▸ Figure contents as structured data
━━━━━━━━

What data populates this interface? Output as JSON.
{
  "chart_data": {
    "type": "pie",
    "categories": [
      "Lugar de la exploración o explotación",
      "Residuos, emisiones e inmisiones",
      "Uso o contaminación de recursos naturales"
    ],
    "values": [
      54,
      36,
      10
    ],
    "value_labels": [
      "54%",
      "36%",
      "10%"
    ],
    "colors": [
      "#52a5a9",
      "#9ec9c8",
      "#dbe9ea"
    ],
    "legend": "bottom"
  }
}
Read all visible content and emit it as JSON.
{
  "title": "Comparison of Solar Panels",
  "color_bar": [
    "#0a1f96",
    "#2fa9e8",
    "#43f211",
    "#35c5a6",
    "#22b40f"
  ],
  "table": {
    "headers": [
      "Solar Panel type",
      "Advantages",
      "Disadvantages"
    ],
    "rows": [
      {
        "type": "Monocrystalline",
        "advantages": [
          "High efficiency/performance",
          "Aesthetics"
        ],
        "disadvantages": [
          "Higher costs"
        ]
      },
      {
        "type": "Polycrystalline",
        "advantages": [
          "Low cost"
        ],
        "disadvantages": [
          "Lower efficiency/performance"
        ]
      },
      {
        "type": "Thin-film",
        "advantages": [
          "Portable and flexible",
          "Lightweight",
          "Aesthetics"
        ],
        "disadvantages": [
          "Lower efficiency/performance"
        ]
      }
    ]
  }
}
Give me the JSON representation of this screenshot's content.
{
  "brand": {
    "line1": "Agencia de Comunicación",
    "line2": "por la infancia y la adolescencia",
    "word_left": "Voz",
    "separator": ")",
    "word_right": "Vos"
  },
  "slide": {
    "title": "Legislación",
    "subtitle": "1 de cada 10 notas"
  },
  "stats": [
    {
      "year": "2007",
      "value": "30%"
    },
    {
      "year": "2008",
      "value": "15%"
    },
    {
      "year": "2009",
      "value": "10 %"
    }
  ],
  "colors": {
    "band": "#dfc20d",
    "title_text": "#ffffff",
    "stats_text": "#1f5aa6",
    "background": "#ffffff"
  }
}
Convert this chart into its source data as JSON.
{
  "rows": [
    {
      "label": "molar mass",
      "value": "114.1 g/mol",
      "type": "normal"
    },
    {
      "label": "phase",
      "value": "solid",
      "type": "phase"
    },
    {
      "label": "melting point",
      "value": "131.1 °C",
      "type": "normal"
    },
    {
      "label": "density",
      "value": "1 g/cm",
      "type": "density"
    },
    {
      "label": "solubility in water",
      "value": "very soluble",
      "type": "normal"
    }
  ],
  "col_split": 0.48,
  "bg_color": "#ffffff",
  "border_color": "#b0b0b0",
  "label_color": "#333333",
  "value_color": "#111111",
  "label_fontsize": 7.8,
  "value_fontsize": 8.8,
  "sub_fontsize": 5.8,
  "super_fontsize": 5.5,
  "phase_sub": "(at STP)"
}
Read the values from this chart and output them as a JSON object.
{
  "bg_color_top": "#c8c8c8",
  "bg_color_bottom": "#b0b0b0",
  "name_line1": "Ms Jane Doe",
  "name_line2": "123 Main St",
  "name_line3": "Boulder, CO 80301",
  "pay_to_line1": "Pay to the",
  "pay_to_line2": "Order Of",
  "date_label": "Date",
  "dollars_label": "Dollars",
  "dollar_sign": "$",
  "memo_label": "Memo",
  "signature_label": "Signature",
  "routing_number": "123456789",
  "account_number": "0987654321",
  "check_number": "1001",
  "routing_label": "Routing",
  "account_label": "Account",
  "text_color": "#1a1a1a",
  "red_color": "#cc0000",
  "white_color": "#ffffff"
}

━━━━━━━━

▸ Problem to solve
Repeat exactly, and only, the lines from the line containing "Convert this chart" through the last line of the records above, both included.

▸ Exercise output
Convert this chart into its source data as JSON.
{
  "rows": [
    {
      "label": "molar mass",
      "value": "114.1 g/mol",
      "type": "normal"
    },
    {
      "label": "phase",
      "value": "solid",
      "type": "phase"
    },
    {
      "label": "melting point",
      "value": "131.1 °C",
      "type": "normal"
    },
    {
      "label": "density",
      "value": "1 g/cm",
      "type": "density"
    },
    {
      "label": "solubility in water",
      "value": "very soluble",
      "type": "normal"
    }
  ],
  "col_split": 0.48,
  "bg_color": "#ffffff",
  "border_color": "#b0b0b0",
  "label_color": "#333333",
  "value_color": "#111111",
  "label_fontsize": 7.8,
  "value_fontsize": 8.8,
  "sub_fontsize": 5.8,
  "super_fontsize": 5.5,
  "phase_sub": "(at STP)"
}
Read the values from this chart and output them as a JSON object.
{
  "bg_color_top": "#c8c8c8",
  "bg_color_bottom": "#b0b0b0",
  "name_line1": "Ms Jane Doe",
  "name_line2": "123 Main St",
  "name_line3": "Boulder, CO 80301",
  "pay_to_line1": "Pay to the",
  "pay_to_line2": "Order Of",
  "date_label": "Date",
  "dollars_label": "Dollars",
  "dollar_sign": "$",
  "memo_label": "Memo",
  "signature_label": "Signature",
  "routing_number": "123456789",
  "account_number": "0987654321",
  "check_number": "1001",
  "routing_label": "Routing",
  "account_label": "Account",
  "text_color": "#1a1a1a",
  "red_color": "#cc0000",
  "white_color": "#ffffff"
}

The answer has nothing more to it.